## Your objective
Return every line below in which "количестве" appears.

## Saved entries
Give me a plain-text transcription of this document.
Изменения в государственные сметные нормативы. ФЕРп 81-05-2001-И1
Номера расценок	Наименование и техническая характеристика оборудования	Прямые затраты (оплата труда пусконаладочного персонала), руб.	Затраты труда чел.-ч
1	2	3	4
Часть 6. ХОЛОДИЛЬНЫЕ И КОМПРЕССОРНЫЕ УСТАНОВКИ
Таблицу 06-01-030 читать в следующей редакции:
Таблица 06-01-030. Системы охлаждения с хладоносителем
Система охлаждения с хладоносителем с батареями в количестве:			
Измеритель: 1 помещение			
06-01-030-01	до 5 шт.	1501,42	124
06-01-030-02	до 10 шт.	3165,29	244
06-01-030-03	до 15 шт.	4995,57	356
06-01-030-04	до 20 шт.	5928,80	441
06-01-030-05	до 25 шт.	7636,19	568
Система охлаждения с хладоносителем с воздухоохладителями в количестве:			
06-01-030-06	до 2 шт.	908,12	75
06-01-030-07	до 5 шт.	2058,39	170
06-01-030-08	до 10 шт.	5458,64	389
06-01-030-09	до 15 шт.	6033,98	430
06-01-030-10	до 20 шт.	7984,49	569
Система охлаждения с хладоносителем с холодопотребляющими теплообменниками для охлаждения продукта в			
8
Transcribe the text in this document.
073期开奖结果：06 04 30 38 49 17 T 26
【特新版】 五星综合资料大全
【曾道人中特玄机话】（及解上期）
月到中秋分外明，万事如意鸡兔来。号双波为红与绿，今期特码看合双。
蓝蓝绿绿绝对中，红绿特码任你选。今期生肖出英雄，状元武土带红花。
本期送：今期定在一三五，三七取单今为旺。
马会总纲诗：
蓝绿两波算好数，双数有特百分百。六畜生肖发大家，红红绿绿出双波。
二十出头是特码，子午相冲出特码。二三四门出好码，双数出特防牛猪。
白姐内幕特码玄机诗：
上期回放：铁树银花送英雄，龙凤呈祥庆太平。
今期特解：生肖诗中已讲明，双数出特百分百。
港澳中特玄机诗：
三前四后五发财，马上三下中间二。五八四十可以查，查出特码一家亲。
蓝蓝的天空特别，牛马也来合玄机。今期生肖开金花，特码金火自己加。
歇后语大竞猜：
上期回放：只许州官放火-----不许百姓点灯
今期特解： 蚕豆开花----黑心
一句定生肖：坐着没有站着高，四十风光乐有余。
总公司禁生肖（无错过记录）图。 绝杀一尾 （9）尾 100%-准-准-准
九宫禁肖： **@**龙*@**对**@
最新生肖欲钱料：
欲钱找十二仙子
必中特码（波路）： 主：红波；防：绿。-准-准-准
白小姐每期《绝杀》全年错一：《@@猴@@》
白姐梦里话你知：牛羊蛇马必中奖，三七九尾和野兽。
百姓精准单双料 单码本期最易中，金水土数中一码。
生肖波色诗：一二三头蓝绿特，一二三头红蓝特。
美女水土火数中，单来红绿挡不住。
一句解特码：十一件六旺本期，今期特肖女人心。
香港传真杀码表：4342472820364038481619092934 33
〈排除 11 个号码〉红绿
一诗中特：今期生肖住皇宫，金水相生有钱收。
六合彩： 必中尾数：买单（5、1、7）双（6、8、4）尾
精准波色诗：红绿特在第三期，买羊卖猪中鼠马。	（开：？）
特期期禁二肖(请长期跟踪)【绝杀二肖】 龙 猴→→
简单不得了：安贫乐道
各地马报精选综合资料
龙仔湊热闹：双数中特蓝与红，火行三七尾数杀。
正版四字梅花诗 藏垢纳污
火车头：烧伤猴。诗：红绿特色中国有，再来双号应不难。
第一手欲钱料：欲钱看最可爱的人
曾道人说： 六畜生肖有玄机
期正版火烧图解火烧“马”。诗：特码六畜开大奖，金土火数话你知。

## Expected output
Система охлаждения с хладоносителем с батареями в количестве:			
Система охлаждения с хладоносителем с воздухоохладителями в количестве:			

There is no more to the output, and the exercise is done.